* AIM
Produce an exact transcription of the listing below, omitting the pictures.

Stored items

● ● ● ● ● ● ●

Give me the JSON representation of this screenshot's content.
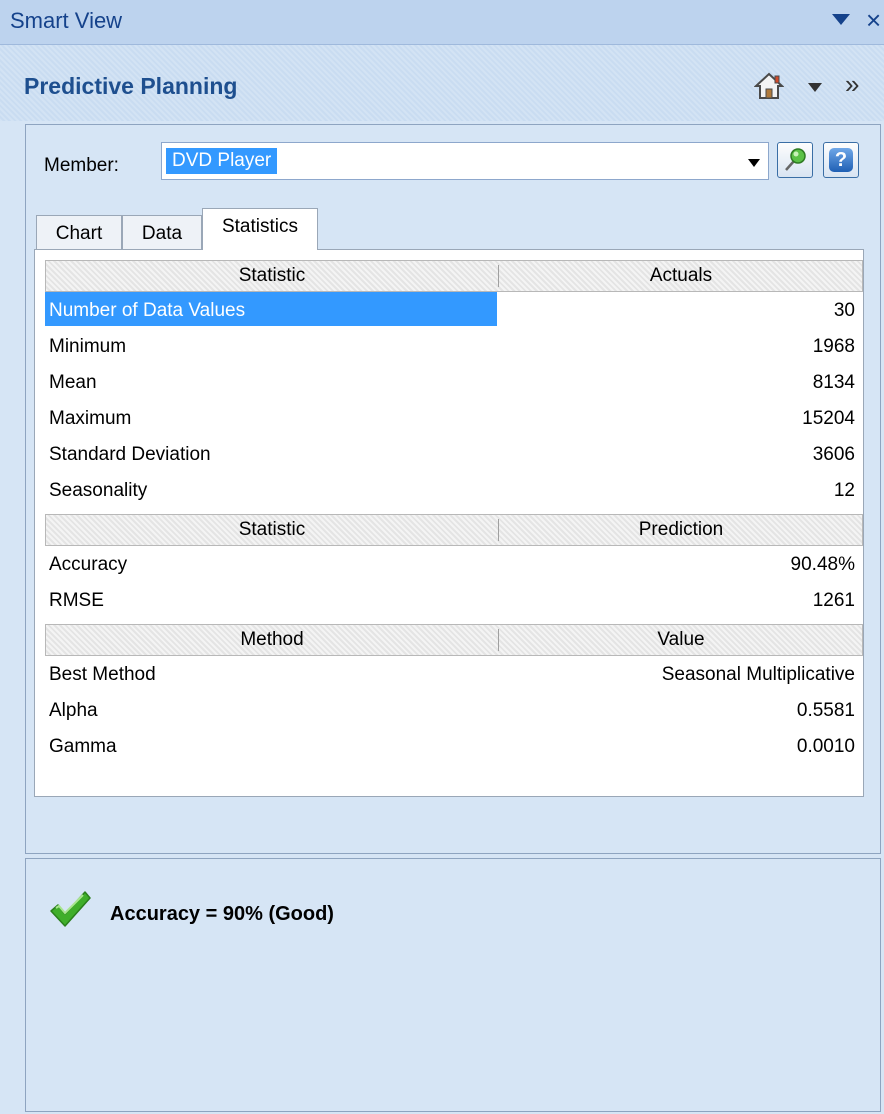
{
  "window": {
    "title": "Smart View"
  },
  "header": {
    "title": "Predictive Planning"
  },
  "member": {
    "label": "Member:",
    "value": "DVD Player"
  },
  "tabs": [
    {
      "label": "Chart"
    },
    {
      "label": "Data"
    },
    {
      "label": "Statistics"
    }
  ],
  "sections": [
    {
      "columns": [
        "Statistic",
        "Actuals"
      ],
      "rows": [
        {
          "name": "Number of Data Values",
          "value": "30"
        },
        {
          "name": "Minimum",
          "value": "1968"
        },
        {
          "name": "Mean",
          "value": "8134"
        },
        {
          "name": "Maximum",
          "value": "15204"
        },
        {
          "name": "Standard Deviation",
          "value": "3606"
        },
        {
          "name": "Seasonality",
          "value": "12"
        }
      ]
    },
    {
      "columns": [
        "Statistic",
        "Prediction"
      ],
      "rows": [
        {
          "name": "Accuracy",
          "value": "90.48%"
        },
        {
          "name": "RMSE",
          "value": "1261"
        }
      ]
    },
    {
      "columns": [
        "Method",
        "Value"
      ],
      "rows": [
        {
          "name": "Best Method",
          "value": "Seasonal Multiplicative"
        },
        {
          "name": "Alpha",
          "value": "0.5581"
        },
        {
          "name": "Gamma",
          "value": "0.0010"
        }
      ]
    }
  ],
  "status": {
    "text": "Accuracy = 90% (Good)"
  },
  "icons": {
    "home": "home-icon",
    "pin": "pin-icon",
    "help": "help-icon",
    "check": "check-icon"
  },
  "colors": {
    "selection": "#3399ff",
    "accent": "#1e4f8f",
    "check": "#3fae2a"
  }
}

● ● ● ● ● ● ●

* REPLY TO THE EXERCISE
Give me the JSON representation of this screenshot's content.
{
  "window": {
    "title": "Smart View"
  },
  "header": {
    "title": "Predictive Planning"
  },
  "member": {
    "label": "Member:",
    "value": "DVD Player"
  },
  "tabs": [
    {
      "label": "Chart"
    },
    {
      "label": "Data"
    },
    {
      "label": "Statistics"
    }
  ],
  "sections": [
    {
      "columns": [
        "Statistic",
        "Actuals"
      ],
      "rows": [
        {
          "name": "Number of Data Values",
          "value": "30"
        },
        {
          "name": "Minimum",
          "value": "1968"
        },
        {
          "name": "Mean",
          "value": "8134"
        },
        {
          "name": "Maximum",
          "value": "15204"
        },
        {
          "name": "Standard Deviation",
          "value": "3606"
        },
        {
          "name": "Seasonality",
          "value": "12"
        }
      ]
    },
    {
      "columns": [
        "Statistic",
        "Prediction"
      ],
      "rows": [
        {
          "name": "Accuracy",
          "value": "90.48%"
        },
        {
          "name": "RMSE",
          "value": "1261"
        }
      ]
    },
    {
      "columns": [
        "Method",
        "Value"
      ],
      "rows": [
        {
          "name": "Best Method",
          "value": "Seasonal Multiplicative"
        },
        {
          "name": "Alpha",
          "value": "0.5581"
        },
        {
          "name": "Gamma",
          "value": "0.0010"
        }
      ]
    }
  ],
  "status": {
    "text": "Accuracy = 90% (Good)"
  },
  "icons": {
    "home": "home-icon",
    "pin": "pin-icon",
    "help": "help-icon",
    "check": "check-icon"
  },
  "colors": {
    "selection": "#3399ff",
    "accent": "#1e4f8f",
    "check": "#3fae2a"
  }
}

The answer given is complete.